───── Supplied records

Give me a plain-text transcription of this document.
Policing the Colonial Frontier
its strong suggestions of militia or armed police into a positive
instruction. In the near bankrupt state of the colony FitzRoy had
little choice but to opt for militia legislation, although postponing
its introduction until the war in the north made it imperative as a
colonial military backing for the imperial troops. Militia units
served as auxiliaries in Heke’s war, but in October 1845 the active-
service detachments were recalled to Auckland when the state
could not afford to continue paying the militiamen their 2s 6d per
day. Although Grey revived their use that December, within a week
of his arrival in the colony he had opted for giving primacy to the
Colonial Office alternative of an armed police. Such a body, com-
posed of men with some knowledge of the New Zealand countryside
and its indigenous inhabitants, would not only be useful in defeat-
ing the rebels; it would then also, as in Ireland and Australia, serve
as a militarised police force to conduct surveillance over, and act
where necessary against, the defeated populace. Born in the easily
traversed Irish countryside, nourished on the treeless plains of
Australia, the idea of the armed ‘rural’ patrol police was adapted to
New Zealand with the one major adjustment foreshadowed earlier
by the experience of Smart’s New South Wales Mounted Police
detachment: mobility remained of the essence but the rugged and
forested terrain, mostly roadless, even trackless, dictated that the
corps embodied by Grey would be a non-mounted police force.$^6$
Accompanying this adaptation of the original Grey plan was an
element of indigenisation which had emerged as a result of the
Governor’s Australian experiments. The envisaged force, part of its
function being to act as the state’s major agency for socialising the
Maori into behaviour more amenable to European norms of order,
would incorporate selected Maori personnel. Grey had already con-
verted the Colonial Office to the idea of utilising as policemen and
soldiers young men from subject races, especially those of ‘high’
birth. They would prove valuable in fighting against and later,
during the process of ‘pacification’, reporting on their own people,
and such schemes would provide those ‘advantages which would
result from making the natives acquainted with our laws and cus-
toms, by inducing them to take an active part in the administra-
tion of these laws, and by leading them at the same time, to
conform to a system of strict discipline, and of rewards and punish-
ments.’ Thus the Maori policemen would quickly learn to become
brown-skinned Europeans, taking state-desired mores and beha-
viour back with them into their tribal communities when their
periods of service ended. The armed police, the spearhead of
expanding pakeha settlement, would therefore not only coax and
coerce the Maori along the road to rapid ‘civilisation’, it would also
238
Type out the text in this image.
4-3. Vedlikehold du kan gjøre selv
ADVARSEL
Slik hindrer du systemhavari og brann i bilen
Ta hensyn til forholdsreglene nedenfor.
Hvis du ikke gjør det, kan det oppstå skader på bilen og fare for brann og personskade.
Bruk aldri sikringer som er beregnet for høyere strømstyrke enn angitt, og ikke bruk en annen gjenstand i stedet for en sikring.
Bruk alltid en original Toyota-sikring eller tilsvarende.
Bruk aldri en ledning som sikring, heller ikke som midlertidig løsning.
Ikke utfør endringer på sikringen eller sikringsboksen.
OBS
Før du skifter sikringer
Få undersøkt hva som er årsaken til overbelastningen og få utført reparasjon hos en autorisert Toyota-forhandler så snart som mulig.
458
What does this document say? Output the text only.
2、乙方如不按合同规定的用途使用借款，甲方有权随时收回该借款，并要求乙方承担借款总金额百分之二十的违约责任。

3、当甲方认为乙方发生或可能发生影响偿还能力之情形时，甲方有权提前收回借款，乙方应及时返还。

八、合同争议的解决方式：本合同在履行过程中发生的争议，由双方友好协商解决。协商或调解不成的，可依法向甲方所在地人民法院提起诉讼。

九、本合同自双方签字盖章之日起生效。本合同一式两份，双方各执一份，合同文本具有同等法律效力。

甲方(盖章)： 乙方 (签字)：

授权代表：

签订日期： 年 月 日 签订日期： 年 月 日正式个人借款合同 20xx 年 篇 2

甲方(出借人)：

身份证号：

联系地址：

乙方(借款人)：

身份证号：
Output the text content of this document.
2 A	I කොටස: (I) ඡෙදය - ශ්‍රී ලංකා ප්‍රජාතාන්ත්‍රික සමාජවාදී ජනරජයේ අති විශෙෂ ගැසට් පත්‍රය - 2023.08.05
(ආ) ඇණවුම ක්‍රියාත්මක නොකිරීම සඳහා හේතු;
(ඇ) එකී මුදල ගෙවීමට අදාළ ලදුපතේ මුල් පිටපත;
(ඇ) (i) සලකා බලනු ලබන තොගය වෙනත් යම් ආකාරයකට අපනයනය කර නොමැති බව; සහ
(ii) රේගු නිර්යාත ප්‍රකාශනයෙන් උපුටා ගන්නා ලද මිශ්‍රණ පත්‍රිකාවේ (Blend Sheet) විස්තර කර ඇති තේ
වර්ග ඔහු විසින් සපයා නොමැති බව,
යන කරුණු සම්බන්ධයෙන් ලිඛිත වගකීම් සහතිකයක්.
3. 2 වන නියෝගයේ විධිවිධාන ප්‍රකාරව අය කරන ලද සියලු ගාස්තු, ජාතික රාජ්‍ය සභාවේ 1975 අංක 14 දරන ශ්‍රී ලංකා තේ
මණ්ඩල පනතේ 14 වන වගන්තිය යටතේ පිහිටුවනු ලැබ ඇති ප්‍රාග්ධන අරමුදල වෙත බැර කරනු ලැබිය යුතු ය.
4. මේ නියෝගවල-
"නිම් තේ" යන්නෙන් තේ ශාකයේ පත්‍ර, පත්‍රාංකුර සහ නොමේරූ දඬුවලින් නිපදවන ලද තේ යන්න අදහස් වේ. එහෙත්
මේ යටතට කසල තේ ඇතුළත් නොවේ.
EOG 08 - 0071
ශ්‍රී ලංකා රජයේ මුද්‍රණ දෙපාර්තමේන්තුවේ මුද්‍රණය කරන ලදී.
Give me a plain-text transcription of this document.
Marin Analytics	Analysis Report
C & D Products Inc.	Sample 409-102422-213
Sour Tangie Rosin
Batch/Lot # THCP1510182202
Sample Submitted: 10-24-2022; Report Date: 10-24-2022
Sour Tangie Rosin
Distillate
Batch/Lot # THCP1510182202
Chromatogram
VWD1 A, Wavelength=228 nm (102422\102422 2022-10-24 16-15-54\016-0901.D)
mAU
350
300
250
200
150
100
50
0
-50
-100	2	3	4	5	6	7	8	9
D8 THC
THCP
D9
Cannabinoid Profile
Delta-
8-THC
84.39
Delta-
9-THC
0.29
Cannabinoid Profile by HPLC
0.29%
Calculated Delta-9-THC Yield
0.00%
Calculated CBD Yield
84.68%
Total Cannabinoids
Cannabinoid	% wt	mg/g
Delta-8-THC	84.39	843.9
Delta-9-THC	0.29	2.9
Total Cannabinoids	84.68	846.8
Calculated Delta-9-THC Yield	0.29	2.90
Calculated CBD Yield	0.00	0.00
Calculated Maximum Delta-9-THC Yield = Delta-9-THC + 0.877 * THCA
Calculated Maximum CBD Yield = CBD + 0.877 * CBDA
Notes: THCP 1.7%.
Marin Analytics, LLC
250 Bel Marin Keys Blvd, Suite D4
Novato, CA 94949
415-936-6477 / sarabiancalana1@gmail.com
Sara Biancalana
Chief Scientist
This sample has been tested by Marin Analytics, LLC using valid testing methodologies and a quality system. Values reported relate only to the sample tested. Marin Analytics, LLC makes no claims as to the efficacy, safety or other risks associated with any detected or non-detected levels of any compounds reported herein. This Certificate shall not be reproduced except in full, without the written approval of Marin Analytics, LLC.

──────────

== Task instructions ==
Copy out each line exactly.

== Exercise output ==
Give me a plain-text transcription of this document.
Policing the Colonial Frontier
its strong suggestions of militia or armed police into a positive
instruction. In the near bankrupt state of the colony FitzRoy had
little choice but to opt for militia legislation, although postponing
its introduction until the war in the north made it imperative as a
colonial military backing for the imperial troops. Militia units
served as auxiliaries in Heke’s war, but in October 1845 the active-
service detachments were recalled to Auckland when the state
could not afford to continue paying the militiamen their 2s 6d per
day. Although Grey revived their use that December, within a week
of his arrival in the colony he had opted for giving primacy to the
Colonial Office alternative of an armed police. Such a body, com-
posed of men with some knowledge of the New Zealand countryside
and its indigenous inhabitants, would not only be useful in defeat-
ing the rebels; it would then also, as in Ireland and Australia, serve
as a militarised police force to conduct surveillance over, and act
where necessary against, the defeated populace. Born in the easily
traversed Irish countryside, nourished on the treeless plains of
Australia, the idea of the armed ‘rural’ patrol police was adapted to
New Zealand with the one major adjustment foreshadowed earlier
by the experience of Smart’s New South Wales Mounted Police
detachment: mobility remained of the essence but the rugged and
forested terrain, mostly roadless, even trackless, dictated that the
corps embodied by Grey would be a non-mounted police force.$^6$
Accompanying this adaptation of the original Grey plan was an
element of indigenisation which had emerged as a result of the
Governor’s Australian experiments. The envisaged force, part of its
function being to act as the state’s major agency for socialising the
Maori into behaviour more amenable to European norms of order,
would incorporate selected Maori personnel. Grey had already con-
verted the Colonial Office to the idea of utilising as policemen and
soldiers young men from subject races, especially those of ‘high’
birth. They would prove valuable in fighting against and later,
during the process of ‘pacification’, reporting on their own people,
and such schemes would provide those ‘advantages which would
result from making the natives acquainted with our laws and cus-
toms, by inducing them to take an active part in the administra-
tion of these laws, and by leading them at the same time, to
conform to a system of strict discipline, and of rewards and punish-
ments.’ Thus the Maori policemen would quickly learn to become
brown-skinned Europeans, taking state-desired mores and beha-
viour back with them into their tribal communities when their
periods of service ended. The armed police, the spearhead of
expanding pakeha settlement, would therefore not only coax and
coerce the Maori along the road to rapid ‘civilisation’, it would also
238
Type out the text in this image.
4-3. Vedlikehold du kan gjøre selv
ADVARSEL
Slik hindrer du systemhavari og brann i bilen
Ta hensyn til forholdsreglene nedenfor.
Hvis du ikke gjør det, kan det oppstå skader på bilen og fare for brann og personskade.
Bruk aldri sikringer som er beregnet for høyere strømstyrke enn angitt, og ikke bruk en annen gjenstand i stedet for en sikring.
Bruk alltid en original Toyota-sikring eller tilsvarende.
Bruk aldri en ledning som sikring, heller ikke som midlertidig løsning.
Ikke utfør endringer på sikringen eller sikringsboksen.
OBS
Før du skifter sikringer
Få undersøkt hva som er årsaken til overbelastningen og få utført reparasjon hos en autorisert Toyota-forhandler så snart som mulig.
458
What does this document say? Output the text only.
2、乙方如不按合同规定的用途使用借款，甲方有权随时收回该借款，并要求乙方承担借款总金额百分之二十的违约责任。

3、当甲方认为乙方发生或可能发生影响偿还能力之情形时，甲方有权提前收回借款，乙方应及时返还。

八、合同争议的解决方式：本合同在履行过程中发生的争议，由双方友好协商解决。协商或调解不成的，可依法向甲方所在地人民法院提起诉讼。

九、本合同自双方签字盖章之日起生效。本合同一式两份，双方各执一份，合同文本具有同等法律效力。

甲方(盖章)： 乙方 (签字)：

授权代表：

签订日期： 年 月 日 签订日期： 年 月 日正式个人借款合同 20xx 年 篇 2

甲方(出借人)：

身份证号：

联系地址：

乙方(借款人)：

身份证号：
Output the text content of this document.
2 A	I කොටස: (I) ඡෙදය - ශ්‍රී ලංකා ප්‍රජාතාන්ත්‍රික සමාජවාදී ජනරජයේ අති විශෙෂ ගැසට් පත්‍රය - 2023.08.05
(ආ) ඇණවුම ක්‍රියාත්මක නොකිරීම සඳහා හේතු;
(ඇ) එකී මුදල ගෙවීමට අදාළ ලදුපතේ මුල් පිටපත;
(ඇ) (i) සලකා බලනු ලබන තොගය වෙනත් යම් ආකාරයකට අපනයනය කර නොමැති බව; සහ
(ii) රේගු නිර්යාත ප්‍රකාශනයෙන් උපුටා ගන්නා ලද මිශ්‍රණ පත්‍රිකාවේ (Blend Sheet) විස්තර කර ඇති තේ
වර්ග ඔහු විසින් සපයා නොමැති බව,
යන කරුණු සම්බන්ධයෙන් ලිඛිත වගකීම් සහතිකයක්.
3. 2 වන නියෝගයේ විධිවිධාන ප්‍රකාරව අය කරන ලද සියලු ගාස්තු, ජාතික රාජ්‍ය සභාවේ 1975 අංක 14 දරන ශ්‍රී ලංකා තේ
මණ්ඩල පනතේ 14 වන වගන්තිය යටතේ පිහිටුවනු ලැබ ඇති ප්‍රාග්ධන අරමුදල වෙත බැර කරනු ලැබිය යුතු ය.
4. මේ නියෝගවල-
"නිම් තේ" යන්නෙන් තේ ශාකයේ පත්‍ර, පත්‍රාංකුර සහ නොමේරූ දඬුවලින් නිපදවන ලද තේ යන්න අදහස් වේ. එහෙත්
මේ යටතට කසල තේ ඇතුළත් නොවේ.
EOG 08 - 0071
ශ්‍රී ලංකා රජයේ මුද්‍රණ දෙපාර්තමේන්තුවේ මුද්‍රණය කරන ලදී.
Give me a plain-text transcription of this document.
Marin Analytics	Analysis Report
C & D Products Inc.	Sample 409-102422-213
Sour Tangie Rosin
Batch/Lot # THCP1510182202
Sample Submitted: 10-24-2022; Report Date: 10-24-2022
Sour Tangie Rosin
Distillate
Batch/Lot # THCP1510182202
Chromatogram
VWD1 A, Wavelength=228 nm (102422\102422 2022-10-24 16-15-54\016-0901.D)
mAU
350
300
250
200
150
100
50
0
-50
-100	2	3	4	5	6	7	8	9
D8 THC
THCP
D9
Cannabinoid Profile
Delta-
8-THC
84.39
Delta-
9-THC
0.29
Cannabinoid Profile by HPLC
0.29%
Calculated Delta-9-THC Yield
0.00%
Calculated CBD Yield
84.68%
Total Cannabinoids
Cannabinoid	% wt	mg/g
Delta-8-THC	84.39	843.9
Delta-9-THC	0.29	2.9
Total Cannabinoids	84.68	846.8
Calculated Delta-9-THC Yield	0.29	2.90
Calculated CBD Yield	0.00	0.00
Calculated Maximum Delta-9-THC Yield = Delta-9-THC + 0.877 * THCA
Calculated Maximum CBD Yield = CBD + 0.877 * CBDA
Notes: THCP 1.7%.
Marin Analytics, LLC
250 Bel Marin Keys Blvd, Suite D4
Novato, CA 94949
415-936-6477 / sarabiancalana1@gmail.com
Sara Biancalana
Chief Scientist
This sample has been tested by Marin Analytics, LLC using valid testing methodologies and a quality system. Values reported relate only to the sample tested. Marin Analytics, LLC makes no claims as to the efficacy, safety or other risks associated with any detected or non-detected levels of any compounds reported herein. This Certificate shall not be reproduced except in full, without the written approval of Marin Analytics, LLC.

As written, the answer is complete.